▶ [Exercise input]:
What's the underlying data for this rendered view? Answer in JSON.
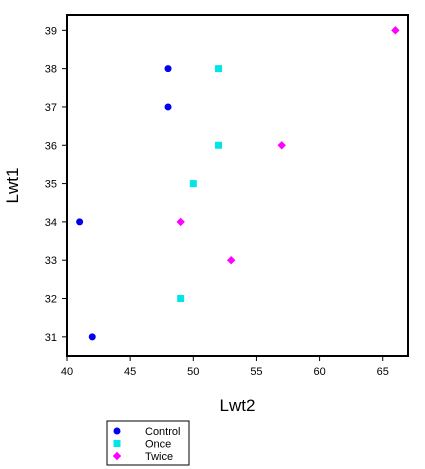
{
  "chart_data": {
    "type": "scatter",
    "xlabel": "Lwt2",
    "ylabel": "Lwt1",
    "xlim": [
      40,
      67
    ],
    "ylim": [
      30.5,
      39.4
    ],
    "xticks": [
      40,
      45,
      50,
      55,
      60,
      65
    ],
    "yticks": [
      31,
      32,
      33,
      34,
      35,
      36,
      37,
      38,
      39
    ],
    "grid": false,
    "legend_position": "bottom-left",
    "series": [
      {
        "name": "Control",
        "marker": "circle",
        "color": "#0000ee",
        "points": [
          {
            "x": 48,
            "y": 38
          },
          {
            "x": 48,
            "y": 37
          },
          {
            "x": 41,
            "y": 34
          },
          {
            "x": 42,
            "y": 31
          }
        ]
      },
      {
        "name": "Once",
        "marker": "square",
        "color": "#00e5e5",
        "points": [
          {
            "x": 52,
            "y": 38
          },
          {
            "x": 52,
            "y": 36
          },
          {
            "x": 50,
            "y": 35
          },
          {
            "x": 49,
            "y": 32
          }
        ]
      },
      {
        "name": "Twice",
        "marker": "diamond",
        "color": "#ff00ff",
        "points": [
          {
            "x": 66,
            "y": 39
          },
          {
            "x": 57,
            "y": 36
          },
          {
            "x": 49,
            "y": 34
          },
          {
            "x": 53,
            "y": 33
          }
        ]
      }
    ]
  }
}
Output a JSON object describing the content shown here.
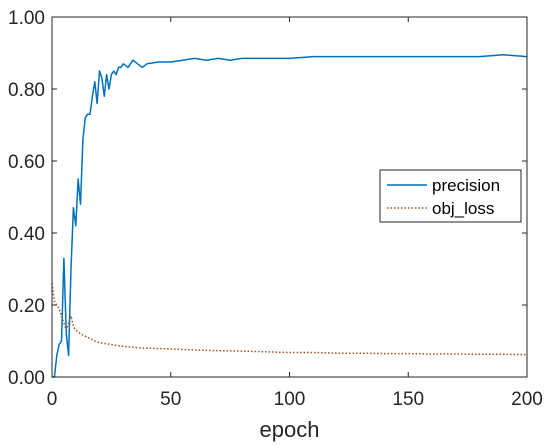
{
  "chart_data": {
    "type": "line",
    "title": "",
    "xlabel": "epoch",
    "ylabel": "",
    "xlim": [
      0,
      200
    ],
    "ylim": [
      0,
      1
    ],
    "x_ticks": [
      "0",
      "50",
      "100",
      "150",
      "200"
    ],
    "y_ticks": [
      "0.00",
      "0.20",
      "0.40",
      "0.60",
      "0.80",
      "1.00"
    ],
    "grid": false,
    "legend_position": "center-right",
    "series": [
      {
        "name": "precision",
        "color": "#0072bd",
        "style": "solid",
        "points": [
          [
            0,
            0.0
          ],
          [
            1,
            0.0
          ],
          [
            2,
            0.06
          ],
          [
            3,
            0.09
          ],
          [
            4,
            0.1
          ],
          [
            5,
            0.33
          ],
          [
            6,
            0.12
          ],
          [
            7,
            0.06
          ],
          [
            8,
            0.3
          ],
          [
            9,
            0.47
          ],
          [
            10,
            0.42
          ],
          [
            11,
            0.55
          ],
          [
            12,
            0.48
          ],
          [
            13,
            0.66
          ],
          [
            14,
            0.72
          ],
          [
            15,
            0.73
          ],
          [
            16,
            0.73
          ],
          [
            17,
            0.78
          ],
          [
            18,
            0.82
          ],
          [
            19,
            0.76
          ],
          [
            20,
            0.85
          ],
          [
            21,
            0.83
          ],
          [
            22,
            0.78
          ],
          [
            23,
            0.84
          ],
          [
            24,
            0.8
          ],
          [
            25,
            0.84
          ],
          [
            26,
            0.85
          ],
          [
            27,
            0.84
          ],
          [
            28,
            0.86
          ],
          [
            29,
            0.86
          ],
          [
            30,
            0.87
          ],
          [
            32,
            0.86
          ],
          [
            34,
            0.88
          ],
          [
            36,
            0.87
          ],
          [
            38,
            0.86
          ],
          [
            40,
            0.87
          ],
          [
            45,
            0.875
          ],
          [
            50,
            0.875
          ],
          [
            55,
            0.88
          ],
          [
            60,
            0.885
          ],
          [
            65,
            0.88
          ],
          [
            70,
            0.885
          ],
          [
            75,
            0.88
          ],
          [
            80,
            0.885
          ],
          [
            90,
            0.885
          ],
          [
            100,
            0.885
          ],
          [
            110,
            0.89
          ],
          [
            120,
            0.89
          ],
          [
            130,
            0.89
          ],
          [
            140,
            0.89
          ],
          [
            150,
            0.89
          ],
          [
            160,
            0.89
          ],
          [
            170,
            0.89
          ],
          [
            180,
            0.89
          ],
          [
            190,
            0.895
          ],
          [
            200,
            0.89
          ]
        ]
      },
      {
        "name": "obj_loss",
        "color": "#a2521a",
        "style": "dotted",
        "points": [
          [
            0,
            0.26
          ],
          [
            1,
            0.21
          ],
          [
            2,
            0.2
          ],
          [
            3,
            0.19
          ],
          [
            4,
            0.17
          ],
          [
            5,
            0.15
          ],
          [
            6,
            0.13
          ],
          [
            7,
            0.15
          ],
          [
            8,
            0.17
          ],
          [
            9,
            0.14
          ],
          [
            10,
            0.13
          ],
          [
            12,
            0.12
          ],
          [
            15,
            0.11
          ],
          [
            18,
            0.1
          ],
          [
            20,
            0.095
          ],
          [
            25,
            0.09
          ],
          [
            30,
            0.085
          ],
          [
            35,
            0.082
          ],
          [
            40,
            0.08
          ],
          [
            50,
            0.078
          ],
          [
            60,
            0.075
          ],
          [
            70,
            0.073
          ],
          [
            80,
            0.072
          ],
          [
            90,
            0.07
          ],
          [
            100,
            0.068
          ],
          [
            110,
            0.068
          ],
          [
            120,
            0.066
          ],
          [
            130,
            0.066
          ],
          [
            140,
            0.065
          ],
          [
            150,
            0.065
          ],
          [
            160,
            0.064
          ],
          [
            170,
            0.064
          ],
          [
            180,
            0.063
          ],
          [
            190,
            0.063
          ],
          [
            200,
            0.062
          ]
        ]
      }
    ]
  }
}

▶ [Given task]: What is the number of lines in the records that contain the string "marker"? Give only that number.

▶ [Correct output]: 3